### Stated exercise
Check each line of the listing below for the string "QALY", and give only how many lines hold it.

══ Supplied records ══

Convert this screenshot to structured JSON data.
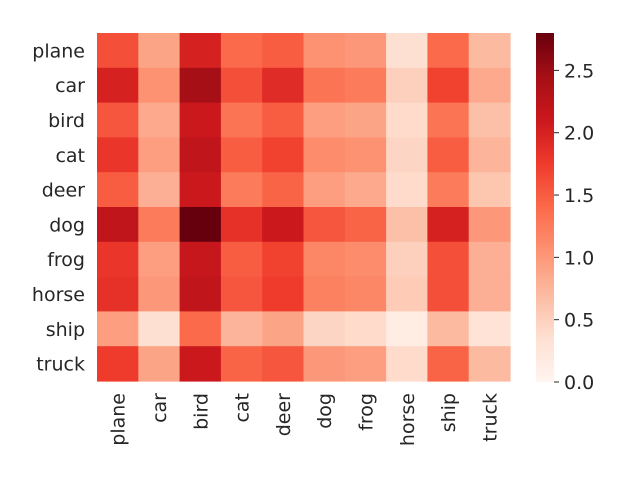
{
  "chart_data": {
    "type": "heatmap",
    "title": "",
    "xlabel": "",
    "ylabel": "",
    "rows": [
      "plane",
      "car",
      "bird",
      "cat",
      "deer",
      "dog",
      "frog",
      "horse",
      "ship",
      "truck"
    ],
    "columns": [
      "plane",
      "car",
      "bird",
      "cat",
      "deer",
      "dog",
      "frog",
      "horse",
      "ship",
      "truck"
    ],
    "values": [
      [
        1.6,
        0.9,
        2.0,
        1.4,
        1.5,
        1.05,
        1.0,
        0.35,
        1.4,
        0.7
      ],
      [
        2.0,
        1.05,
        2.45,
        1.6,
        1.9,
        1.3,
        1.25,
        0.5,
        1.7,
        0.85
      ],
      [
        1.55,
        0.85,
        2.1,
        1.3,
        1.5,
        0.95,
        0.9,
        0.4,
        1.3,
        0.65
      ],
      [
        1.8,
        0.95,
        2.2,
        1.5,
        1.7,
        1.1,
        1.05,
        0.45,
        1.5,
        0.75
      ],
      [
        1.5,
        0.8,
        2.1,
        1.25,
        1.45,
        0.95,
        0.85,
        0.4,
        1.25,
        0.6
      ],
      [
        2.2,
        1.25,
        2.8,
        1.85,
        2.1,
        1.55,
        1.45,
        0.65,
        2.0,
        1.0
      ],
      [
        1.8,
        0.95,
        2.15,
        1.5,
        1.7,
        1.15,
        1.1,
        0.5,
        1.6,
        0.8
      ],
      [
        1.85,
        1.0,
        2.2,
        1.55,
        1.75,
        1.2,
        1.15,
        0.55,
        1.6,
        0.8
      ],
      [
        0.95,
        0.35,
        1.4,
        0.75,
        0.9,
        0.45,
        0.4,
        0.15,
        0.7,
        0.3
      ],
      [
        1.75,
        0.9,
        2.1,
        1.45,
        1.55,
        1.0,
        0.95,
        0.4,
        1.45,
        0.7
      ]
    ],
    "colorbar": {
      "min": 0.0,
      "max": 2.8,
      "ticks": [
        "0.0",
        "0.5",
        "1.0",
        "1.5",
        "2.0",
        "2.5"
      ],
      "colormap": "Reds"
    },
    "grid": false,
    "colormap_stops": [
      "#fff5f0",
      "#fee0d2",
      "#fcbba1",
      "#fc9272",
      "#fb6a4a",
      "#ef3b2c",
      "#cb181d",
      "#a50f15",
      "#67000d"
    ]
  }
}
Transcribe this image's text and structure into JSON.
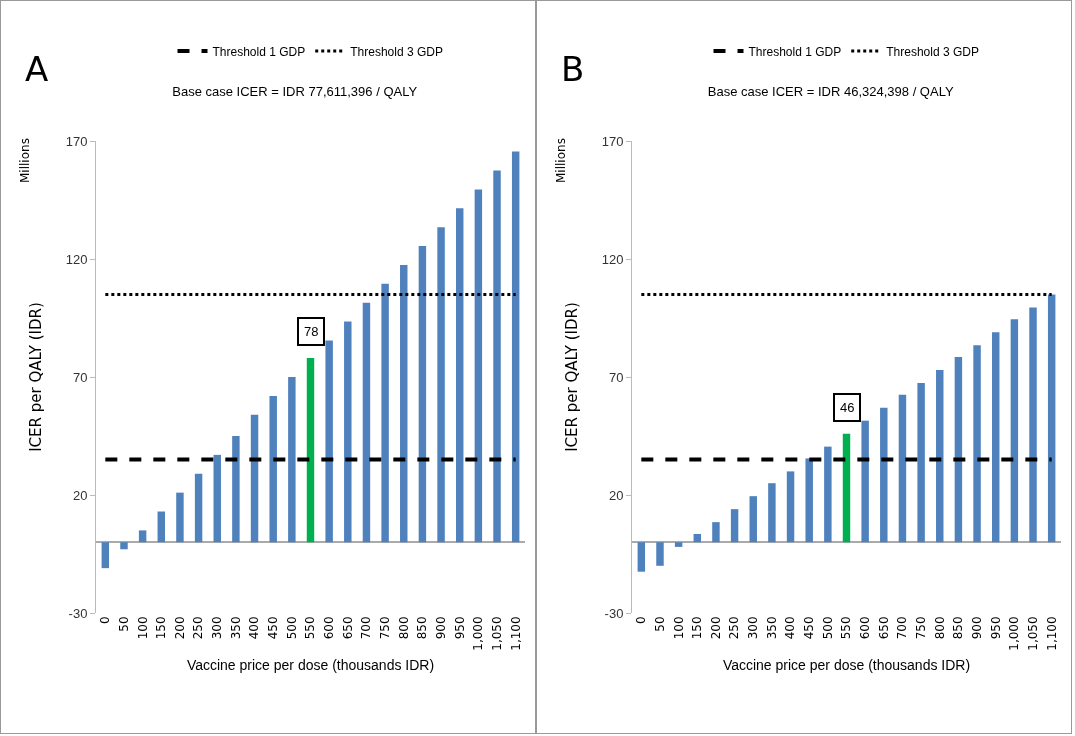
{
  "chart_data": [
    {
      "type": "bar",
      "title": "Base case ICER = IDR 77,611,396 / QALY",
      "xlabel": "Vaccine price per dose (thousands IDR)",
      "ylabel": "ICER per QALY (IDR)",
      "annotations": [
        "A",
        "Millions"
      ],
      "categories": [
        "0",
        "50",
        "100",
        "150",
        "200",
        "250",
        "300",
        "350",
        "400",
        "450",
        "500",
        "550",
        "600",
        "650",
        "700",
        "750",
        "800",
        "850",
        "900",
        "950",
        "1,000",
        "1,050",
        "1,100"
      ],
      "values": [
        -11,
        -3,
        5,
        13,
        21,
        29,
        37,
        45,
        54,
        62,
        70,
        78,
        85.5,
        93.5,
        101.5,
        109.5,
        117.5,
        125.5,
        133.5,
        141.5,
        149.5,
        157.5,
        165.5
      ],
      "colors": [
        "#4f81bd",
        "#4f81bd",
        "#4f81bd",
        "#4f81bd",
        "#4f81bd",
        "#4f81bd",
        "#4f81bd",
        "#4f81bd",
        "#4f81bd",
        "#4f81bd",
        "#4f81bd",
        "#00b050",
        "#4f81bd",
        "#4f81bd",
        "#4f81bd",
        "#4f81bd",
        "#4f81bd",
        "#4f81bd",
        "#4f81bd",
        "#4f81bd",
        "#4f81bd",
        "#4f81bd",
        "#4f81bd"
      ],
      "value_labels": [
        null,
        null,
        null,
        null,
        null,
        null,
        null,
        null,
        null,
        null,
        null,
        "78",
        null,
        null,
        null,
        null,
        null,
        null,
        null,
        null,
        null,
        null,
        null
      ],
      "ylim": [
        -30,
        170
      ],
      "yticks": [
        -30,
        20,
        70,
        120,
        170
      ],
      "grid": false,
      "legend": "top",
      "ref_lines": [
        {
          "axis": "y",
          "value": 35,
          "label": "Threshold 1 GDP",
          "color": "#000000",
          "line_style": "dashed"
        },
        {
          "axis": "y",
          "value": 105,
          "label": "Threshold 3 GDP",
          "color": "#000000",
          "line_style": "dotted"
        }
      ]
    },
    {
      "type": "bar",
      "title": "Base case ICER = IDR 46,324,398 / QALY",
      "xlabel": "Vaccine price per dose (thousands IDR)",
      "ylabel": "ICER per QALY (IDR)",
      "annotations": [
        "B",
        "Millions"
      ],
      "categories": [
        "0",
        "50",
        "100",
        "150",
        "200",
        "250",
        "300",
        "350",
        "400",
        "450",
        "500",
        "550",
        "600",
        "650",
        "700",
        "750",
        "800",
        "850",
        "900",
        "950",
        "1,000",
        "1,050",
        "1,100"
      ],
      "values": [
        -12.5,
        -10,
        -2,
        3.5,
        8.5,
        14,
        19.5,
        25,
        30,
        35.5,
        40.5,
        46,
        51.5,
        57,
        62.5,
        67.5,
        73,
        78.5,
        83.5,
        89,
        94.5,
        99.5,
        105
      ],
      "colors": [
        "#4f81bd",
        "#4f81bd",
        "#4f81bd",
        "#4f81bd",
        "#4f81bd",
        "#4f81bd",
        "#4f81bd",
        "#4f81bd",
        "#4f81bd",
        "#4f81bd",
        "#4f81bd",
        "#00b050",
        "#4f81bd",
        "#4f81bd",
        "#4f81bd",
        "#4f81bd",
        "#4f81bd",
        "#4f81bd",
        "#4f81bd",
        "#4f81bd",
        "#4f81bd",
        "#4f81bd",
        "#4f81bd"
      ],
      "value_labels": [
        null,
        null,
        null,
        null,
        null,
        null,
        null,
        null,
        null,
        null,
        null,
        "46",
        null,
        null,
        null,
        null,
        null,
        null,
        null,
        null,
        null,
        null,
        null
      ],
      "ylim": [
        -30,
        170
      ],
      "yticks": [
        -30,
        20,
        70,
        120,
        170
      ],
      "grid": false,
      "legend": "top",
      "ref_lines": [
        {
          "axis": "y",
          "value": 35,
          "label": "Threshold 1 GDP",
          "color": "#000000",
          "line_style": "dashed"
        },
        {
          "axis": "y",
          "value": 105,
          "label": "Threshold 3 GDP",
          "color": "#000000",
          "line_style": "dotted"
        }
      ]
    }
  ]
}
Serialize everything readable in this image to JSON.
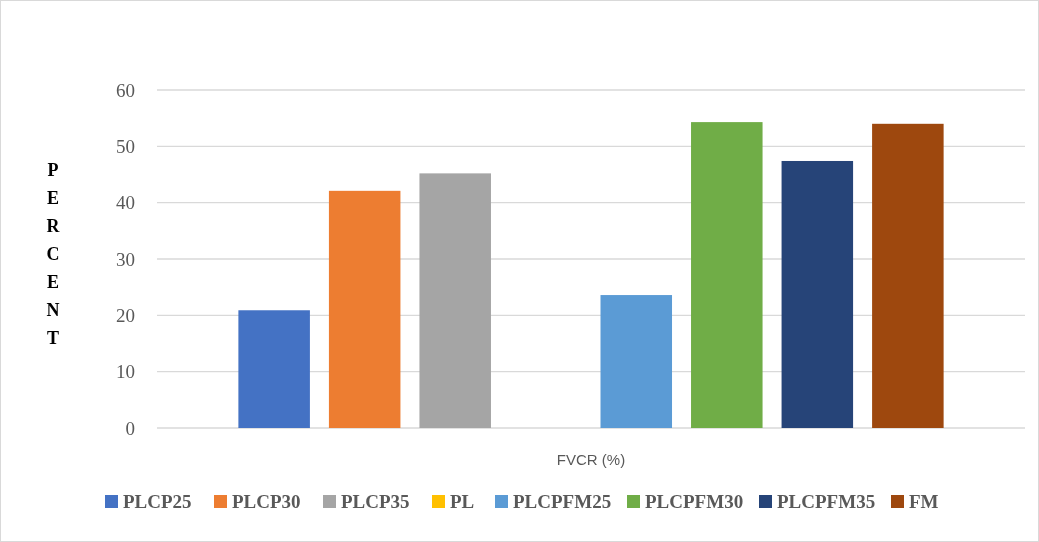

═══

### Answer for the task
4